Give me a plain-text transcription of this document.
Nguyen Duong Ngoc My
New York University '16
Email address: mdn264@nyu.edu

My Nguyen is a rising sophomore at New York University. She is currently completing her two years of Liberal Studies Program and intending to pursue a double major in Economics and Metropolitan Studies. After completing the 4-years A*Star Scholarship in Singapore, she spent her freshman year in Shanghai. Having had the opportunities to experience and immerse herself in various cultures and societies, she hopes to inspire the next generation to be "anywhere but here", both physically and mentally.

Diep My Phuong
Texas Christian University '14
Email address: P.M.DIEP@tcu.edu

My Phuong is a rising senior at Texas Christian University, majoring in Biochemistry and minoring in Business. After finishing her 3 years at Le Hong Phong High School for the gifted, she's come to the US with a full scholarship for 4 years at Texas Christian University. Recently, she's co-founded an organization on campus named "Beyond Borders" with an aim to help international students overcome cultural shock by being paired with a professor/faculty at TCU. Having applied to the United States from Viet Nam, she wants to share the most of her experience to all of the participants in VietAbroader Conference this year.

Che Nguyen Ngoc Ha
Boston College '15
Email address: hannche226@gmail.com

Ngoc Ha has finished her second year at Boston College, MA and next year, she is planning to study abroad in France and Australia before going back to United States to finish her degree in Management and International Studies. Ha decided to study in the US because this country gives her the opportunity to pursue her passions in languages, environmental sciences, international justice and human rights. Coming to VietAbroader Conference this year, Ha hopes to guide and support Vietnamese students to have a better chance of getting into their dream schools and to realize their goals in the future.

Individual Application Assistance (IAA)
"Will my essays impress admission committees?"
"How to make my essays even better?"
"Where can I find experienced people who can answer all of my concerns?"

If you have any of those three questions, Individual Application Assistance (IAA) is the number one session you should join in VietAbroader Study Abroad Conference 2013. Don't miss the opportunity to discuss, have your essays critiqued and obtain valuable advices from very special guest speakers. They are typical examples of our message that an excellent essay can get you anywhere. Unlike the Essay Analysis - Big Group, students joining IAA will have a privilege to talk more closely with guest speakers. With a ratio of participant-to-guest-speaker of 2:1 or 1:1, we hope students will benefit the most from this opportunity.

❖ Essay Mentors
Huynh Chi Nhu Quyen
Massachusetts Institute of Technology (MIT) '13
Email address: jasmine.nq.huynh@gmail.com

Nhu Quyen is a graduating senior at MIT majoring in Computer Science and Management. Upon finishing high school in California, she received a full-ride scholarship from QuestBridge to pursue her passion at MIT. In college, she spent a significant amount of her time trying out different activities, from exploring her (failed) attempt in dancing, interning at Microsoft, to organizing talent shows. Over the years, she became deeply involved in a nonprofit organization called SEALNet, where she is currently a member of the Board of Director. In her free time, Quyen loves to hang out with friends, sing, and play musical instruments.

★ ★ ★

Reproduce the material above without altering a single character.

Give me a plain-text transcription of this document.
Nguyen Duong Ngoc My
New York University '16
Email address: mdn264@nyu.edu

My Nguyen is a rising sophomore at New York University. She is currently completing her two years of Liberal Studies Program and intending to pursue a double major in Economics and Metropolitan Studies. After completing the 4-years A*Star Scholarship in Singapore, she spent her freshman year in Shanghai. Having had the opportunities to experience and immerse herself in various cultures and societies, she hopes to inspire the next generation to be "anywhere but here", both physically and mentally.

Diep My Phuong
Texas Christian University '14
Email address: P.M.DIEP@tcu.edu

My Phuong is a rising senior at Texas Christian University, majoring in Biochemistry and minoring in Business. After finishing her 3 years at Le Hong Phong High School for the gifted, she's come to the US with a full scholarship for 4 years at Texas Christian University. Recently, she's co-founded an organization on campus named "Beyond Borders" with an aim to help international students overcome cultural shock by being paired with a professor/faculty at TCU. Having applied to the United States from Viet Nam, she wants to share the most of her experience to all of the participants in VietAbroader Conference this year.

Che Nguyen Ngoc Ha
Boston College '15
Email address: hannche226@gmail.com

Ngoc Ha has finished her second year at Boston College, MA and next year, she is planning to study abroad in France and Australia before going back to United States to finish her degree in Management and International Studies. Ha decided to study in the US because this country gives her the opportunity to pursue her passions in languages, environmental sciences, international justice and human rights. Coming to VietAbroader Conference this year, Ha hopes to guide and support Vietnamese students to have a better chance of getting into their dream schools and to realize their goals in the future.

Individual Application Assistance (IAA)
"Will my essays impress admission committees?"
"How to make my essays even better?"
"Where can I find experienced people who can answer all of my concerns?"

If you have any of those three questions, Individual Application Assistance (IAA) is the number one session you should join in VietAbroader Study Abroad Conference 2013. Don't miss the opportunity to discuss, have your essays critiqued and obtain valuable advices from very special guest speakers. They are typical examples of our message that an excellent essay can get you anywhere. Unlike the Essay Analysis - Big Group, students joining IAA will have a privilege to talk more closely with guest speakers. With a ratio of participant-to-guest-speaker of 2:1 or 1:1, we hope students will benefit the most from this opportunity.

❖ Essay Mentors
Huynh Chi Nhu Quyen
Massachusetts Institute of Technology (MIT) '13
Email address: jasmine.nq.huynh@gmail.com

Nhu Quyen is a graduating senior at MIT majoring in Computer Science and Management. Upon finishing high school in California, she received a full-ride scholarship from QuestBridge to pursue her passion at MIT. In college, she spent a significant amount of her time trying out different activities, from exploring her (failed) attempt in dancing, interning at Microsoft, to organizing talent shows. Over the years, she became deeply involved in a nonprofit organization called SEALNet, where she is currently a member of the Board of Director. In her free time, Quyen loves to hang out with friends, sing, and play musical instruments.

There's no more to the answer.